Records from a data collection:
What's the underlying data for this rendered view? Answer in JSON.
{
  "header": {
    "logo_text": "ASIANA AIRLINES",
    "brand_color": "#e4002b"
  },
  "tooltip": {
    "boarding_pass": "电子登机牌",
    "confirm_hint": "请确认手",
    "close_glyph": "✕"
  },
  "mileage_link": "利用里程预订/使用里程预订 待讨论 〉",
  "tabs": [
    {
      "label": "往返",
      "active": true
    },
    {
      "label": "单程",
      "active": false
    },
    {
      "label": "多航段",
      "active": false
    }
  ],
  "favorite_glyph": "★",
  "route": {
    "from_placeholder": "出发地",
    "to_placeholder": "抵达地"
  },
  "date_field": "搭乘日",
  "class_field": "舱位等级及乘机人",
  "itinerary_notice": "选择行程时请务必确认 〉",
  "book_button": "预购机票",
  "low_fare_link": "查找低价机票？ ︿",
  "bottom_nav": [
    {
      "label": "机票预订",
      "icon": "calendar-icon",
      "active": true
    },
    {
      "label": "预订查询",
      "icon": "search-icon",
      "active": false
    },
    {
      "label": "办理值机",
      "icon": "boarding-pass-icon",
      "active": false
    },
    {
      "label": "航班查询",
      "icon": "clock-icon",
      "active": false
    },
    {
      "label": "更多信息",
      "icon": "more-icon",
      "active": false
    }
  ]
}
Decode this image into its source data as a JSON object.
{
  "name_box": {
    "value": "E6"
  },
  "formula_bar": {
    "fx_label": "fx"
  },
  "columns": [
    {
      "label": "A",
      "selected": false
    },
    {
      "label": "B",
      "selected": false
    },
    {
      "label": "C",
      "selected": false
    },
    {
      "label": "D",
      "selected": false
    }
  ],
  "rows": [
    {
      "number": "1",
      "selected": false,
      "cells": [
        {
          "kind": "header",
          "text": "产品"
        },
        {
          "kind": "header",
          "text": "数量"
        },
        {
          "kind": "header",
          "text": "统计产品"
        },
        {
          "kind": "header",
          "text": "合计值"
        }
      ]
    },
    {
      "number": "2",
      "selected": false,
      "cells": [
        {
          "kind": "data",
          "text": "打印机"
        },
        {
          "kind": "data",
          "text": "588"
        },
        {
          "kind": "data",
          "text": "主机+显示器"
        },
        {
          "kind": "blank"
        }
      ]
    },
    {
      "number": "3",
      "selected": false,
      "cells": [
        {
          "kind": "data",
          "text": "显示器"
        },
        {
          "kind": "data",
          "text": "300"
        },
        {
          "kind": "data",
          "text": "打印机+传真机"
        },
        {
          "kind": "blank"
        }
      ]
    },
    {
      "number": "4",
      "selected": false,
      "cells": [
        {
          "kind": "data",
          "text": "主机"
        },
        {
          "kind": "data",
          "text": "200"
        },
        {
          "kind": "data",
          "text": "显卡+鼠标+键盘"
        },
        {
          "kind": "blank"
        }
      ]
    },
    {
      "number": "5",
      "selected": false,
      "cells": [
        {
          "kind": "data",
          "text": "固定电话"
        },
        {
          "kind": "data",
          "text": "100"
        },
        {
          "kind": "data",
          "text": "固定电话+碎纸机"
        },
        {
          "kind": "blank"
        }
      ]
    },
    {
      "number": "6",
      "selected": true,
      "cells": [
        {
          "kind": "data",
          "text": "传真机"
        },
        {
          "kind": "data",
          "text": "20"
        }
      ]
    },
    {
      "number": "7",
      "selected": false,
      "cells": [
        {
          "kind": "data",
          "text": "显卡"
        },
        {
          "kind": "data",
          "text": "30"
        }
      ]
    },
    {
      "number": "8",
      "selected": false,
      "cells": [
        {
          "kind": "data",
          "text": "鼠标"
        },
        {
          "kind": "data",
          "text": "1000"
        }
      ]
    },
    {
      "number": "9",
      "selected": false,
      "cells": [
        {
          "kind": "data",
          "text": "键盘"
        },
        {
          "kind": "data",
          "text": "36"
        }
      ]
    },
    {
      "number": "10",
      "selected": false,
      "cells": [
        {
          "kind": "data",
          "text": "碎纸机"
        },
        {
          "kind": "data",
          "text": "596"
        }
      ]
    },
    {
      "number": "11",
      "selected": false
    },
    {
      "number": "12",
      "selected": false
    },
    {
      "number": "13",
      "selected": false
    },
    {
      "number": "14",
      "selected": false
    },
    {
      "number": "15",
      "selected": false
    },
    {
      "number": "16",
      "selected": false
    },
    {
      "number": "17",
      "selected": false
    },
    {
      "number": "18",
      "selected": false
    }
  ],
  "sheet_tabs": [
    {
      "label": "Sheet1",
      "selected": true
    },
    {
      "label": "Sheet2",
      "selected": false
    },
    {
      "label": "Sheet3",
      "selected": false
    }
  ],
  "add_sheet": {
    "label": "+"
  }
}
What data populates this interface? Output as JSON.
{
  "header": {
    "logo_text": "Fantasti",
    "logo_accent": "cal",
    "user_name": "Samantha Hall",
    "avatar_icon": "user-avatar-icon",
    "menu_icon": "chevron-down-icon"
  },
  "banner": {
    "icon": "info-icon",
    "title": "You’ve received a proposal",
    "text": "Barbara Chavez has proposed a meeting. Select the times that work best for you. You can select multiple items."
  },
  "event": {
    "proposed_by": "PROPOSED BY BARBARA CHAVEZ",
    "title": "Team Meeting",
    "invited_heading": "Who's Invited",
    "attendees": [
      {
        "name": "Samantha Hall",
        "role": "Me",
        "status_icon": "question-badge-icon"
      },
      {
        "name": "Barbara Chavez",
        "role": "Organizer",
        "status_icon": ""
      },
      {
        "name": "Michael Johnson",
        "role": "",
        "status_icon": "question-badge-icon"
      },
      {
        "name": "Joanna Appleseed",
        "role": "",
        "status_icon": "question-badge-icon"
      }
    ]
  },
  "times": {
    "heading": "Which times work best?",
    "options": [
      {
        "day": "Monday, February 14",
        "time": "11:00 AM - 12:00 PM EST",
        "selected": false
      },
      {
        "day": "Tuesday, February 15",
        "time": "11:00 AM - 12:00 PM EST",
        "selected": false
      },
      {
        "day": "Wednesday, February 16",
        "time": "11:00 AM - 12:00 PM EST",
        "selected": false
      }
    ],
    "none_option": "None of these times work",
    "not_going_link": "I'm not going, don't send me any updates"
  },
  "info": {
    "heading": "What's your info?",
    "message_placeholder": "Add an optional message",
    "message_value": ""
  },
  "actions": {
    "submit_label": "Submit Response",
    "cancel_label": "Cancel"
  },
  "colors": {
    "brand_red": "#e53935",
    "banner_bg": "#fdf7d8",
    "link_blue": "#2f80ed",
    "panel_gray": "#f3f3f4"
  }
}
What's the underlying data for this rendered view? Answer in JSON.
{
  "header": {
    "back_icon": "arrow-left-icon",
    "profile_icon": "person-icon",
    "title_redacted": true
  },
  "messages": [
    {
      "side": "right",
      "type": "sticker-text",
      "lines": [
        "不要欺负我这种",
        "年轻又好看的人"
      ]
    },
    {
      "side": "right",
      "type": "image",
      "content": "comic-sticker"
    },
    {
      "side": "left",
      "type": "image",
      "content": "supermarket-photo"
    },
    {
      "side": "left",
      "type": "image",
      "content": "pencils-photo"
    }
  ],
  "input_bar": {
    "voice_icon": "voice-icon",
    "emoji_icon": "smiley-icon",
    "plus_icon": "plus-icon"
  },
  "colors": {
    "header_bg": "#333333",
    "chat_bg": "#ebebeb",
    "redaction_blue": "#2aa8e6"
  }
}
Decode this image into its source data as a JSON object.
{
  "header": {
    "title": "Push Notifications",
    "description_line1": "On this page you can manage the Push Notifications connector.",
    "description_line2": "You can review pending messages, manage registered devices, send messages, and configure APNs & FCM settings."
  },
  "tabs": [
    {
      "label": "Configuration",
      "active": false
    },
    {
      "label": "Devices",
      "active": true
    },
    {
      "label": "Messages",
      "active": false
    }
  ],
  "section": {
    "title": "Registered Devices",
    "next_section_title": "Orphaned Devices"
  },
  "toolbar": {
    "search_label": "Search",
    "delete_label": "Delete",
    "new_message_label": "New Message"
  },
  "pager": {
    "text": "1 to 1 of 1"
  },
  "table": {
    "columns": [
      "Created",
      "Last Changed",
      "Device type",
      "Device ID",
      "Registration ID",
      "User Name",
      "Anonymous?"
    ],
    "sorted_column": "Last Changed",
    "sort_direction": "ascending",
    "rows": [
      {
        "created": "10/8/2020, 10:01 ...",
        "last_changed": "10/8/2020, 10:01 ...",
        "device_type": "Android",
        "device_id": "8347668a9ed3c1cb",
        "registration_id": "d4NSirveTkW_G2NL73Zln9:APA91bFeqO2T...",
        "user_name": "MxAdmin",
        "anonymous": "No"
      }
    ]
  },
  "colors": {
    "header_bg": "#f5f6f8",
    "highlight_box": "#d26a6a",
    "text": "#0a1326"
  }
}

▶ _SHORT TASK_: Which lines above contain the word "info"? Copy each of them.

▶ _SOLUTION_:
    "icon": "info-icon",
  "info": {
    "heading": "What's your info?",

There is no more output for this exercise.